**STATED TASK:** Go through the data below. Pull out every line that has the word "phosphate".

START

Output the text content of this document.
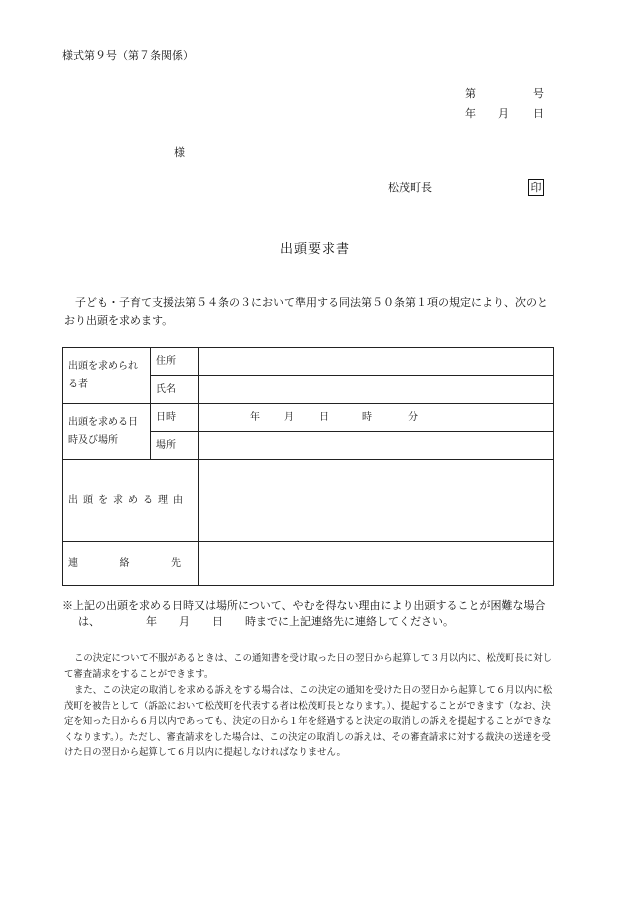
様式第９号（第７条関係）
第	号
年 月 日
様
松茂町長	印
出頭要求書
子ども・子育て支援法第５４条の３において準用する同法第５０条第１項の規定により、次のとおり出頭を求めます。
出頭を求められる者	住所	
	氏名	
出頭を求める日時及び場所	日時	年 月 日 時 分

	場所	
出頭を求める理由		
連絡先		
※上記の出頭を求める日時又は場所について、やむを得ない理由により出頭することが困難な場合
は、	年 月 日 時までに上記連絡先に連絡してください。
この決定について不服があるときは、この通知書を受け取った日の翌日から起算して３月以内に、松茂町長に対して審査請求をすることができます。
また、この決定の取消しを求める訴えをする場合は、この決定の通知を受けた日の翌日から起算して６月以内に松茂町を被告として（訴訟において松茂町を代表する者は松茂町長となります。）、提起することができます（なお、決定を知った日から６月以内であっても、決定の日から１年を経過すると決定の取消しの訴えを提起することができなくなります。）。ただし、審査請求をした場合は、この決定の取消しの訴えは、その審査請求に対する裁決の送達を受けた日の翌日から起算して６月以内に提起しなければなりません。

END
START

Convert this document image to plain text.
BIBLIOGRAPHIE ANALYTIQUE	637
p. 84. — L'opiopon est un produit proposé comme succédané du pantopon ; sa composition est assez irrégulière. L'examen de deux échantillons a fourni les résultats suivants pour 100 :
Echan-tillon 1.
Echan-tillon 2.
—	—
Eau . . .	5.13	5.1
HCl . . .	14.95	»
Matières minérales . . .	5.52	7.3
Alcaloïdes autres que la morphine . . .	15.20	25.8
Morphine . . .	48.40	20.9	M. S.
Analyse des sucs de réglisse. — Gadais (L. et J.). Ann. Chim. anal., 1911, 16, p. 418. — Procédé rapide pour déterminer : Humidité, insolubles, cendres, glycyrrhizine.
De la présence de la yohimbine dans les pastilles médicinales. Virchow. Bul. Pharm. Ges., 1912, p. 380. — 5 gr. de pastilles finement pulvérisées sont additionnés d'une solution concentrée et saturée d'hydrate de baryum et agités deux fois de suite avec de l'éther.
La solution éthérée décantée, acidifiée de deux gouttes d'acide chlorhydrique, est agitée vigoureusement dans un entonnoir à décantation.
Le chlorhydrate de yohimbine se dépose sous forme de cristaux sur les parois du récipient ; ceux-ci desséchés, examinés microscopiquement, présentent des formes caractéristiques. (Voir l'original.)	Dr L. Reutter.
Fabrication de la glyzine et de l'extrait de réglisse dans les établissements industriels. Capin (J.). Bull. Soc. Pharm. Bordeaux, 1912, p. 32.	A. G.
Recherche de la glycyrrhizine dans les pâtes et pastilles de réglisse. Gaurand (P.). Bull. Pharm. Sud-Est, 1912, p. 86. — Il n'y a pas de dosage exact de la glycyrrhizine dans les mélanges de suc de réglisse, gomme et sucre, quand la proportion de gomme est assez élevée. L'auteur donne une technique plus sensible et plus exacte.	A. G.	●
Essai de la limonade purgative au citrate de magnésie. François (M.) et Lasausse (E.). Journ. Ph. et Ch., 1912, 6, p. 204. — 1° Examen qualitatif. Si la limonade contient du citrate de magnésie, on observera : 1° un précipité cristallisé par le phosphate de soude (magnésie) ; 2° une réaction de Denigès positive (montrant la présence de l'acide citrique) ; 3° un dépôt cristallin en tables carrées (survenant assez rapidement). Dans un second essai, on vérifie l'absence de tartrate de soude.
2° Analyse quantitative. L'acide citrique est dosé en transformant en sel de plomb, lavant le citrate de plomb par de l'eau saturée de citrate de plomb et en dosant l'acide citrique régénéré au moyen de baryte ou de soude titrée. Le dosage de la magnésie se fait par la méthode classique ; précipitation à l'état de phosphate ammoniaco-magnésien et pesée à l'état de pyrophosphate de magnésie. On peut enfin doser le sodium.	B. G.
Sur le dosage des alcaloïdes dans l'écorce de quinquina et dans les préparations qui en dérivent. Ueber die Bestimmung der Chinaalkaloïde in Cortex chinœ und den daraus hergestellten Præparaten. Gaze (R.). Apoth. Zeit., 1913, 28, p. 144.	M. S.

END
START

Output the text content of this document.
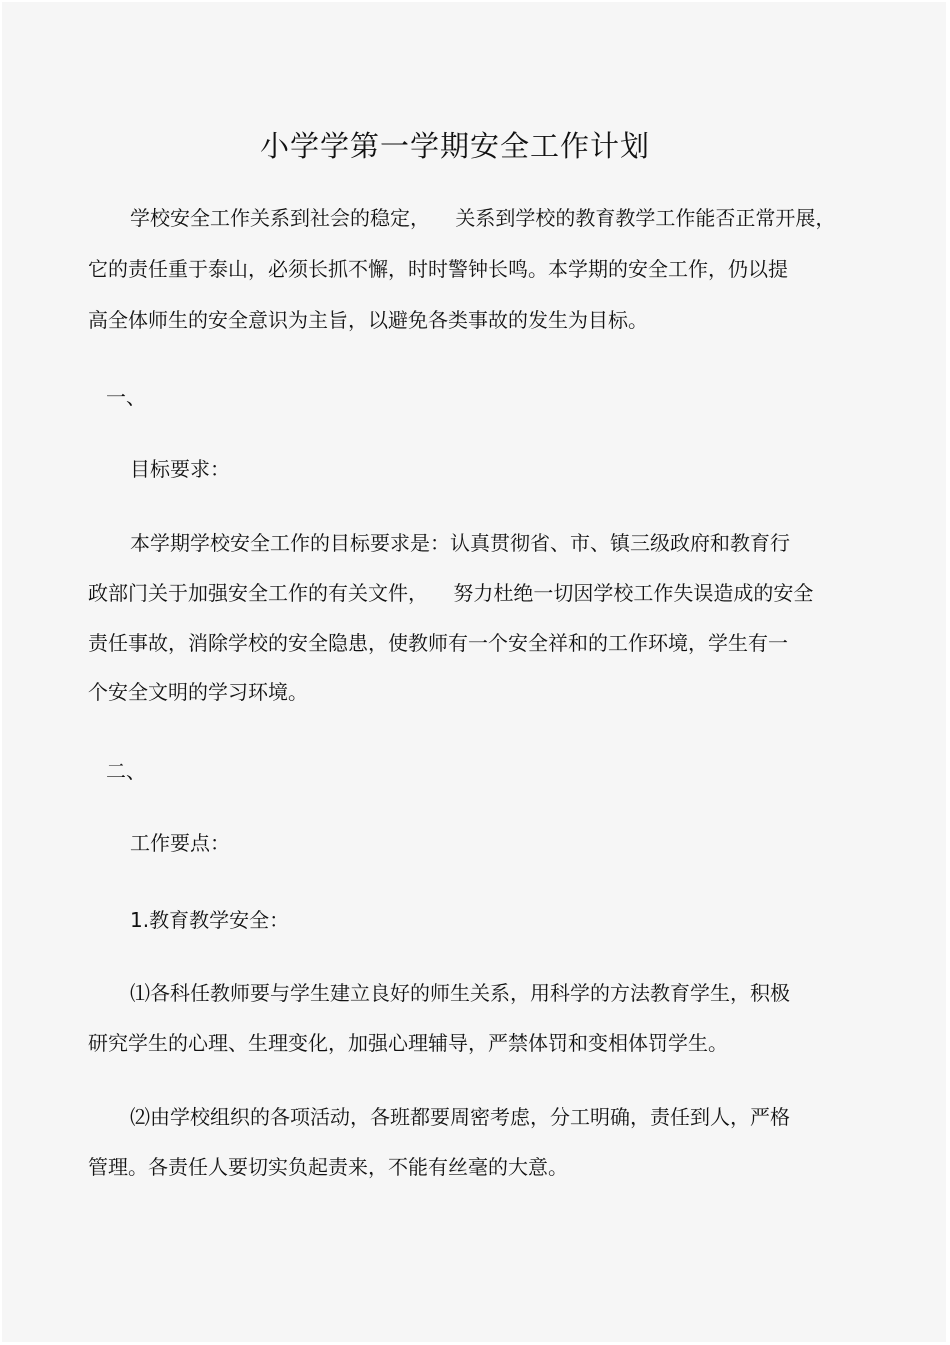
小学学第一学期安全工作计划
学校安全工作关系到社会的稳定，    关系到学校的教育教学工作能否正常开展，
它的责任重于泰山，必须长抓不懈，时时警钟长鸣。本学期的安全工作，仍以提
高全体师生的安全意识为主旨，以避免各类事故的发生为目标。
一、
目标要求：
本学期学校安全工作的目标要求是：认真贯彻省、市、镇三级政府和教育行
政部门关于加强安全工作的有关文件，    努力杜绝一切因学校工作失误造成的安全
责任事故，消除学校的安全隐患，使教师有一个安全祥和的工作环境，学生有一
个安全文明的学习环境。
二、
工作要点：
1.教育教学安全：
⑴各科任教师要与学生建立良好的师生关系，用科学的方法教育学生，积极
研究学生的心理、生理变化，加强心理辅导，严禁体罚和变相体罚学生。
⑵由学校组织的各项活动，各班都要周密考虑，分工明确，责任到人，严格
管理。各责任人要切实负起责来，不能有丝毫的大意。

END

**PROBLEM SOLUTION:**
Essai de la limonade purgative au citrate de magnésie. François (M.) et Lasausse (E.). Journ. Ph. et Ch., 1912, 6, p. 204. — 1° Examen qualitatif. Si la limonade contient du citrate de magnésie, on observera : 1° un précipité cristallisé par le phosphate de soude (magnésie) ; 2° une réaction de Denigès positive (montrant la présence de l'acide citrique) ; 3° un dépôt cristallin en tables carrées (survenant assez rapidement). Dans un second essai, on vérifie l'absence de tartrate de soude.
2° Analyse quantitative. L'acide citrique est dosé en transformant en sel de plomb, lavant le citrate de plomb par de l'eau saturée de citrate de plomb et en dosant l'acide citrique régénéré au moyen de baryte ou de soude titrée. Le dosage de la magnésie se fait par la méthode classique ; précipitation à l'état de phosphate ammoniaco-magnésien et pesée à l'état de pyrophosphate de magnésie. On peut enfin doser le sodium.	B. G.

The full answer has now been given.